● Raw records
===

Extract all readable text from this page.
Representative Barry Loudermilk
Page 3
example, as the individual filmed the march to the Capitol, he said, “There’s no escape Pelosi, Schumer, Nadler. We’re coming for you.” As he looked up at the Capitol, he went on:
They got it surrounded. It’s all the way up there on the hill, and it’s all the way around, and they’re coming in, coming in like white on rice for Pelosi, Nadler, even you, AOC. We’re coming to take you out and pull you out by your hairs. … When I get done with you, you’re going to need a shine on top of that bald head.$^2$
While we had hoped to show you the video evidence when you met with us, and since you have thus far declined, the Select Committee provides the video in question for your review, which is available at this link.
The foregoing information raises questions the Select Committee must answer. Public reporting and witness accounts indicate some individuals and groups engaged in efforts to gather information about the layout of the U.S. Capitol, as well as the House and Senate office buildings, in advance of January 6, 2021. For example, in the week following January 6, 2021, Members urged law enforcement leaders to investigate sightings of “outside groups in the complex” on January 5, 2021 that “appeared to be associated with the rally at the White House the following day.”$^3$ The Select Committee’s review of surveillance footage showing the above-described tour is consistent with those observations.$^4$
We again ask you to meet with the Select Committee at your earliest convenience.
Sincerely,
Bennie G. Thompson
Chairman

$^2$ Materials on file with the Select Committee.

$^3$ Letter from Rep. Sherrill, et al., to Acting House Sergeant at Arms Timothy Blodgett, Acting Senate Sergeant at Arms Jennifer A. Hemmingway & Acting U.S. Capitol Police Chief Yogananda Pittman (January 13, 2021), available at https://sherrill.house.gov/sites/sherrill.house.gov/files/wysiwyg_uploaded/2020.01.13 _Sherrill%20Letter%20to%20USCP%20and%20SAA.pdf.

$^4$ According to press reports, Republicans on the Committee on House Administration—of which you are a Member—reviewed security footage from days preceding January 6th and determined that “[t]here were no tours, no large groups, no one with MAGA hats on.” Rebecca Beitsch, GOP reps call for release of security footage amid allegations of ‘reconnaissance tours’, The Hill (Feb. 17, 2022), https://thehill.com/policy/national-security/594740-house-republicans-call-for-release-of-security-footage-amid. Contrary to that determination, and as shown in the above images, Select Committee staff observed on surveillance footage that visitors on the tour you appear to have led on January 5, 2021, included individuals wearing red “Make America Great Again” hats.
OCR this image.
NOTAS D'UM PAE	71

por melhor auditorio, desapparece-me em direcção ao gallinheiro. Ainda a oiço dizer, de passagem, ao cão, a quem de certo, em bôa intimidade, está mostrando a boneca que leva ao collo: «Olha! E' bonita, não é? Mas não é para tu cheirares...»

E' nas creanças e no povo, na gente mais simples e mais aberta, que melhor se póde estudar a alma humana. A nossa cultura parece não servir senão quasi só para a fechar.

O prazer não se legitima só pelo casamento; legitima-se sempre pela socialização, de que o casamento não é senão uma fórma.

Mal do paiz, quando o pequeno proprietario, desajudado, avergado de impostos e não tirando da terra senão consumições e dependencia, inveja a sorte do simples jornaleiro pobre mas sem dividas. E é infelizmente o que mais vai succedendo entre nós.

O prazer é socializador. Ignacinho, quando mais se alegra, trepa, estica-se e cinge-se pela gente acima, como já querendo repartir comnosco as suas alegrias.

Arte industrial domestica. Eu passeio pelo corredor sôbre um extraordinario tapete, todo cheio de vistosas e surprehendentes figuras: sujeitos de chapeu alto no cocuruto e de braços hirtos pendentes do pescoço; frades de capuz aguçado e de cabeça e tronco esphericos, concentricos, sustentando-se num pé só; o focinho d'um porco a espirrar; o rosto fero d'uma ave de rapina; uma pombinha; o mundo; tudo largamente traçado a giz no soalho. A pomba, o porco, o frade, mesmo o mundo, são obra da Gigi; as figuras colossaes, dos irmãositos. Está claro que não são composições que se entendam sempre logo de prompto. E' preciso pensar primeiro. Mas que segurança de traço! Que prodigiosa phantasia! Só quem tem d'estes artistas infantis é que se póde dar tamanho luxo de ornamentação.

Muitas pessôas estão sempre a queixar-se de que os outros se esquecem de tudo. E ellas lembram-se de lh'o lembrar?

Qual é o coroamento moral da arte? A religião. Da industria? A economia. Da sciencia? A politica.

===

● Goal
The records above should all be quoted exactly, please.

● Correct output
Extract all readable text from this page.
Representative Barry Loudermilk
Page 3
example, as the individual filmed the march to the Capitol, he said, “There’s no escape Pelosi, Schumer, Nadler. We’re coming for you.” As he looked up at the Capitol, he went on:
They got it surrounded. It’s all the way up there on the hill, and it’s all the way around, and they’re coming in, coming in like white on rice for Pelosi, Nadler, even you, AOC. We’re coming to take you out and pull you out by your hairs. … When I get done with you, you’re going to need a shine on top of that bald head.$^2$
While we had hoped to show you the video evidence when you met with us, and since you have thus far declined, the Select Committee provides the video in question for your review, which is available at this link.
The foregoing information raises questions the Select Committee must answer. Public reporting and witness accounts indicate some individuals and groups engaged in efforts to gather information about the layout of the U.S. Capitol, as well as the House and Senate office buildings, in advance of January 6, 2021. For example, in the week following January 6, 2021, Members urged law enforcement leaders to investigate sightings of “outside groups in the complex” on January 5, 2021 that “appeared to be associated with the rally at the White House the following day.”$^3$ The Select Committee’s review of surveillance footage showing the above-described tour is consistent with those observations.$^4$
We again ask you to meet with the Select Committee at your earliest convenience.
Sincerely,
Bennie G. Thompson
Chairman

$^2$ Materials on file with the Select Committee.

$^3$ Letter from Rep. Sherrill, et al., to Acting House Sergeant at Arms Timothy Blodgett, Acting Senate Sergeant at Arms Jennifer A. Hemmingway & Acting U.S. Capitol Police Chief Yogananda Pittman (January 13, 2021), available at https://sherrill.house.gov/sites/sherrill.house.gov/files/wysiwyg_uploaded/2020.01.13 _Sherrill%20Letter%20to%20USCP%20and%20SAA.pdf.

$^4$ According to press reports, Republicans on the Committee on House Administration—of which you are a Member—reviewed security footage from days preceding January 6th and determined that “[t]here were no tours, no large groups, no one with MAGA hats on.” Rebecca Beitsch, GOP reps call for release of security footage amid allegations of ‘reconnaissance tours’, The Hill (Feb. 17, 2022), https://thehill.com/policy/national-security/594740-house-republicans-call-for-release-of-security-footage-amid. Contrary to that determination, and as shown in the above images, Select Committee staff observed on surveillance footage that visitors on the tour you appear to have led on January 5, 2021, included individuals wearing red “Make America Great Again” hats.
OCR this image.
NOTAS D'UM PAE	71

por melhor auditorio, desapparece-me em direcção ao gallinheiro. Ainda a oiço dizer, de passagem, ao cão, a quem de certo, em bôa intimidade, está mostrando a boneca que leva ao collo: «Olha! E' bonita, não é? Mas não é para tu cheirares...»

E' nas creanças e no povo, na gente mais simples e mais aberta, que melhor se póde estudar a alma humana. A nossa cultura parece não servir senão quasi só para a fechar.

O prazer não se legitima só pelo casamento; legitima-se sempre pela socialização, de que o casamento não é senão uma fórma.

Mal do paiz, quando o pequeno proprietario, desajudado, avergado de impostos e não tirando da terra senão consumições e dependencia, inveja a sorte do simples jornaleiro pobre mas sem dividas. E é infelizmente o que mais vai succedendo entre nós.

O prazer é socializador. Ignacinho, quando mais se alegra, trepa, estica-se e cinge-se pela gente acima, como já querendo repartir comnosco as suas alegrias.

Arte industrial domestica. Eu passeio pelo corredor sôbre um extraordinario tapete, todo cheio de vistosas e surprehendentes figuras: sujeitos de chapeu alto no cocuruto e de braços hirtos pendentes do pescoço; frades de capuz aguçado e de cabeça e tronco esphericos, concentricos, sustentando-se num pé só; o focinho d'um porco a espirrar; o rosto fero d'uma ave de rapina; uma pombinha; o mundo; tudo largamente traçado a giz no soalho. A pomba, o porco, o frade, mesmo o mundo, são obra da Gigi; as figuras colossaes, dos irmãositos. Está claro que não são composições que se entendam sempre logo de prompto. E' preciso pensar primeiro. Mas que segurança de traço! Que prodigiosa phantasia! Só quem tem d'estes artistas infantis é que se póde dar tamanho luxo de ornamentação.

Muitas pessôas estão sempre a queixar-se de que os outros se esquecem de tudo. E ellas lembram-se de lh'o lembrar?

Qual é o coroamento moral da arte? A religião. Da industria? A economia. Da sciencia? A politica.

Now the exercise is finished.